### GIVEN INSTRUCTION
Every line of the data must be copied exactly.

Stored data
start

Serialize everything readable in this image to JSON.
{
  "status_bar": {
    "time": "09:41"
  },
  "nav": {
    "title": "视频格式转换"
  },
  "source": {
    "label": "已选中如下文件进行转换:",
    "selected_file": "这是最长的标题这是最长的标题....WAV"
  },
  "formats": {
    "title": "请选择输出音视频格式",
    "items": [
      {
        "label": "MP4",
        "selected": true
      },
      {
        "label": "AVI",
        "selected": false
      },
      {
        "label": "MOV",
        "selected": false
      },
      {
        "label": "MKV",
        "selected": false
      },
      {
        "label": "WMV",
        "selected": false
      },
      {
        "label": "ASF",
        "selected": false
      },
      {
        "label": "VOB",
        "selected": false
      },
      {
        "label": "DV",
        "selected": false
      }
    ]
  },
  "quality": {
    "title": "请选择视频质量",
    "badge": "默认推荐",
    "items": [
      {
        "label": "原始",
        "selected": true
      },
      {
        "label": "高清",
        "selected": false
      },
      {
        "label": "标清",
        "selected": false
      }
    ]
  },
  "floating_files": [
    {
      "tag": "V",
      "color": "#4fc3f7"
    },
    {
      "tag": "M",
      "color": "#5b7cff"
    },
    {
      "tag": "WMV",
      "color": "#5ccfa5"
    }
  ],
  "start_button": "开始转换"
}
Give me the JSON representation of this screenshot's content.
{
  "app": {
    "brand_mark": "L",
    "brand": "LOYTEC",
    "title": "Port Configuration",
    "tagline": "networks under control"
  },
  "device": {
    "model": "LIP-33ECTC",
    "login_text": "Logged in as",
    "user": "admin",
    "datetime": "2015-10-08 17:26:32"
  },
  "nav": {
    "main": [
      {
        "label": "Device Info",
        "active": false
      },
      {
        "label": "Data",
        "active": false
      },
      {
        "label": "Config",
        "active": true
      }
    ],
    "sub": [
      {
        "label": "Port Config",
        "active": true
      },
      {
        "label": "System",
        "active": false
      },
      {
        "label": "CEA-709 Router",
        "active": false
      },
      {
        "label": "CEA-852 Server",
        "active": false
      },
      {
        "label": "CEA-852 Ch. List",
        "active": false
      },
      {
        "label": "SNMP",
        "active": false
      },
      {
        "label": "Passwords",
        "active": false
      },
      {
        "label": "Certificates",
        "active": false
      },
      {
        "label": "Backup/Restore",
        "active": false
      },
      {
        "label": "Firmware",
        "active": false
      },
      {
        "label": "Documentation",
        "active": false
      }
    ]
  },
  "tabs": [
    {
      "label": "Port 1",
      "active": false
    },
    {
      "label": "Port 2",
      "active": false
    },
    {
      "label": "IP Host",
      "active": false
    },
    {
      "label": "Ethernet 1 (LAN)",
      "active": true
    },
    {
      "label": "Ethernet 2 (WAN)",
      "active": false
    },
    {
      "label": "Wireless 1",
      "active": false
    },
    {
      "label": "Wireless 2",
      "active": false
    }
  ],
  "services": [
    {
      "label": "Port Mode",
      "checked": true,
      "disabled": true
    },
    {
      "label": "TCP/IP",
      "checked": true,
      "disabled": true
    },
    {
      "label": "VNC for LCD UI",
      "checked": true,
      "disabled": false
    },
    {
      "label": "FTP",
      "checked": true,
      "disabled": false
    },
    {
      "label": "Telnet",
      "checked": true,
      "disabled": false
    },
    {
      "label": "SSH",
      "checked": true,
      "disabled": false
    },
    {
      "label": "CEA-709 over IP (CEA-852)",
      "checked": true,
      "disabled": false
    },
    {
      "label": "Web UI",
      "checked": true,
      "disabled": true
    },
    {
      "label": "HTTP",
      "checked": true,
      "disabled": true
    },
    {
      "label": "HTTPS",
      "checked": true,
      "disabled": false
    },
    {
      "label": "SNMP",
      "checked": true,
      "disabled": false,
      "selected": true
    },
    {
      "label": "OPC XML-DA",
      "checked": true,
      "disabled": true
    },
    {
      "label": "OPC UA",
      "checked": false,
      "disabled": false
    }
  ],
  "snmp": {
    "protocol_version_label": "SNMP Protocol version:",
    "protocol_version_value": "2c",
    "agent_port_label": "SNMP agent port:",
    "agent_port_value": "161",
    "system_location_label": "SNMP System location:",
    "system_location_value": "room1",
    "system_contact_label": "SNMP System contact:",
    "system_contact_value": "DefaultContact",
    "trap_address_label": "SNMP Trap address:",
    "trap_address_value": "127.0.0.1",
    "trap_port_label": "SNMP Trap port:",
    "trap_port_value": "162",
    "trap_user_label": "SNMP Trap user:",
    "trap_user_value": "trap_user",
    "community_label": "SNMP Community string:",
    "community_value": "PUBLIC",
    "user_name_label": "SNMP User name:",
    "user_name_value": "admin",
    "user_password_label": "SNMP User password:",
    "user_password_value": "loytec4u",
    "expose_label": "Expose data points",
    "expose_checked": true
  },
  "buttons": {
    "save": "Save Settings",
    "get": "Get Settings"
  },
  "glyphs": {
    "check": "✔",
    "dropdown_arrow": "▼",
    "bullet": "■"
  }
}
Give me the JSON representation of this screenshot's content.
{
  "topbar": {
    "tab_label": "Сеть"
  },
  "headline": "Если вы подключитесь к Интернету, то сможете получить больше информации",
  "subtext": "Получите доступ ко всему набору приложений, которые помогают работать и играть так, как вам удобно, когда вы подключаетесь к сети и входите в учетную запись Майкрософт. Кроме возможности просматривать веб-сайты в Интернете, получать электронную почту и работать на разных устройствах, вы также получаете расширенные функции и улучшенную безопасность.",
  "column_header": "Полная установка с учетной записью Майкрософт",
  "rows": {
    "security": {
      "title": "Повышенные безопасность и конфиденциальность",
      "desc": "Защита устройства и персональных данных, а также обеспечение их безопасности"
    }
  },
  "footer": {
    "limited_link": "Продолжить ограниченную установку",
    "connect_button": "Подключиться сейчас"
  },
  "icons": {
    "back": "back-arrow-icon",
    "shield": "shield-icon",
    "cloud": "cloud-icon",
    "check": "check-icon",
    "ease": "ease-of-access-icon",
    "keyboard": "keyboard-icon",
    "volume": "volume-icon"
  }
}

end

### THE COMPLETED TASK
Serialize everything readable in this image to JSON.
{
  "status_bar": {
    "time": "09:41"
  },
  "nav": {
    "title": "视频格式转换"
  },
  "source": {
    "label": "已选中如下文件进行转换:",
    "selected_file": "这是最长的标题这是最长的标题....WAV"
  },
  "formats": {
    "title": "请选择输出音视频格式",
    "items": [
      {
        "label": "MP4",
        "selected": true
      },
      {
        "label": "AVI",
        "selected": false
      },
      {
        "label": "MOV",
        "selected": false
      },
      {
        "label": "MKV",
        "selected": false
      },
      {
        "label": "WMV",
        "selected": false
      },
      {
        "label": "ASF",
        "selected": false
      },
      {
        "label": "VOB",
        "selected": false
      },
      {
        "label": "DV",
        "selected": false
      }
    ]
  },
  "quality": {
    "title": "请选择视频质量",
    "badge": "默认推荐",
    "items": [
      {
        "label": "原始",
        "selected": true
      },
      {
        "label": "高清",
        "selected": false
      },
      {
        "label": "标清",
        "selected": false
      }
    ]
  },
  "floating_files": [
    {
      "tag": "V",
      "color": "#4fc3f7"
    },
    {
      "tag": "M",
      "color": "#5b7cff"
    },
    {
      "tag": "WMV",
      "color": "#5ccfa5"
    }
  ],
  "start_button": "开始转换"
}
Give me the JSON representation of this screenshot's content.
{
  "app": {
    "brand_mark": "L",
    "brand": "LOYTEC",
    "title": "Port Configuration",
    "tagline": "networks under control"
  },
  "device": {
    "model": "LIP-33ECTC",
    "login_text": "Logged in as",
    "user": "admin",
    "datetime": "2015-10-08 17:26:32"
  },
  "nav": {
    "main": [
      {
        "label": "Device Info",
        "active": false
      },
      {
        "label": "Data",
        "active": false
      },
      {
        "label": "Config",
        "active": true
      }
    ],
    "sub": [
      {
        "label": "Port Config",
        "active": true
      },
      {
        "label": "System",
        "active": false
      },
      {
        "label": "CEA-709 Router",
        "active": false
      },
      {
        "label": "CEA-852 Server",
        "active": false
      },
      {
        "label": "CEA-852 Ch. List",
        "active": false
      },
      {
        "label": "SNMP",
        "active": false
      },
      {
        "label": "Passwords",
        "active": false
      },
      {
        "label": "Certificates",
        "active": false
      },
      {
        "label": "Backup/Restore",
        "active": false
      },
      {
        "label": "Firmware",
        "active": false
      },
      {
        "label": "Documentation",
        "active": false
      }
    ]
  },
  "tabs": [
    {
      "label": "Port 1",
      "active": false
    },
    {
      "label": "Port 2",
      "active": false
    },
    {
      "label": "IP Host",
      "active": false
    },
    {
      "label": "Ethernet 1 (LAN)",
      "active": true
    },
    {
      "label": "Ethernet 2 (WAN)",
      "active": false
    },
    {
      "label": "Wireless 1",
      "active": false
    },
    {
      "label": "Wireless 2",
      "active": false
    }
  ],
  "services": [
    {
      "label": "Port Mode",
      "checked": true,
      "disabled": true
    },
    {
      "label": "TCP/IP",
      "checked": true,
      "disabled": true
    },
    {
      "label": "VNC for LCD UI",
      "checked": true,
      "disabled": false
    },
    {
      "label": "FTP",
      "checked": true,
      "disabled": false
    },
    {
      "label": "Telnet",
      "checked": true,
      "disabled": false
    },
    {
      "label": "SSH",
      "checked": true,
      "disabled": false
    },
    {
      "label": "CEA-709 over IP (CEA-852)",
      "checked": true,
      "disabled": false
    },
    {
      "label": "Web UI",
      "checked": true,
      "disabled": true
    },
    {
      "label": "HTTP",
      "checked": true,
      "disabled": true
    },
    {
      "label": "HTTPS",
      "checked": true,
      "disabled": false
    },
    {
      "label": "SNMP",
      "checked": true,
      "disabled": false,
      "selected": true
    },
    {
      "label": "OPC XML-DA",
      "checked": true,
      "disabled": true
    },
    {
      "label": "OPC UA",
      "checked": false,
      "disabled": false
    }
  ],
  "snmp": {
    "protocol_version_label": "SNMP Protocol version:",
    "protocol_version_value": "2c",
    "agent_port_label": "SNMP agent port:",
    "agent_port_value": "161",
    "system_location_label": "SNMP System location:",
    "system_location_value": "room1",
    "system_contact_label": "SNMP System contact:",
    "system_contact_value": "DefaultContact",
    "trap_address_label": "SNMP Trap address:",
    "trap_address_value": "127.0.0.1",
    "trap_port_label": "SNMP Trap port:",
    "trap_port_value": "162",
    "trap_user_label": "SNMP Trap user:",
    "trap_user_value": "trap_user",
    "community_label": "SNMP Community string:",
    "community_value": "PUBLIC",
    "user_name_label": "SNMP User name:",
    "user_name_value": "admin",
    "user_password_label": "SNMP User password:",
    "user_password_value": "loytec4u",
    "expose_label": "Expose data points",
    "expose_checked": true
  },
  "buttons": {
    "save": "Save Settings",
    "get": "Get Settings"
  },
  "glyphs": {
    "check": "✔",
    "dropdown_arrow": "▼",
    "bullet": "■"
  }
}
Give me the JSON representation of this screenshot's content.
{
  "topbar": {
    "tab_label": "Сеть"
  },
  "headline": "Если вы подключитесь к Интернету, то сможете получить больше информации",
  "subtext": "Получите доступ ко всему набору приложений, которые помогают работать и играть так, как вам удобно, когда вы подключаетесь к сети и входите в учетную запись Майкрософт. Кроме возможности просматривать веб-сайты в Интернете, получать электронную почту и работать на разных устройствах, вы также получаете расширенные функции и улучшенную безопасность.",
  "column_header": "Полная установка с учетной записью Майкрософт",
  "rows": {
    "security": {
      "title": "Повышенные безопасность и конфиденциальность",
      "desc": "Защита устройства и персональных данных, а также обеспечение их безопасности"
    }
  },
  "footer": {
    "limited_link": "Продолжить ограниченную установку",
    "connect_button": "Подключиться сейчас"
  },
  "icons": {
    "back": "back-arrow-icon",
    "shield": "shield-icon",
    "cloud": "cloud-icon",
    "check": "check-icon",
    "ease": "ease-of-access-icon",
    "keyboard": "keyboard-icon",
    "volume": "volume-icon"
  }
}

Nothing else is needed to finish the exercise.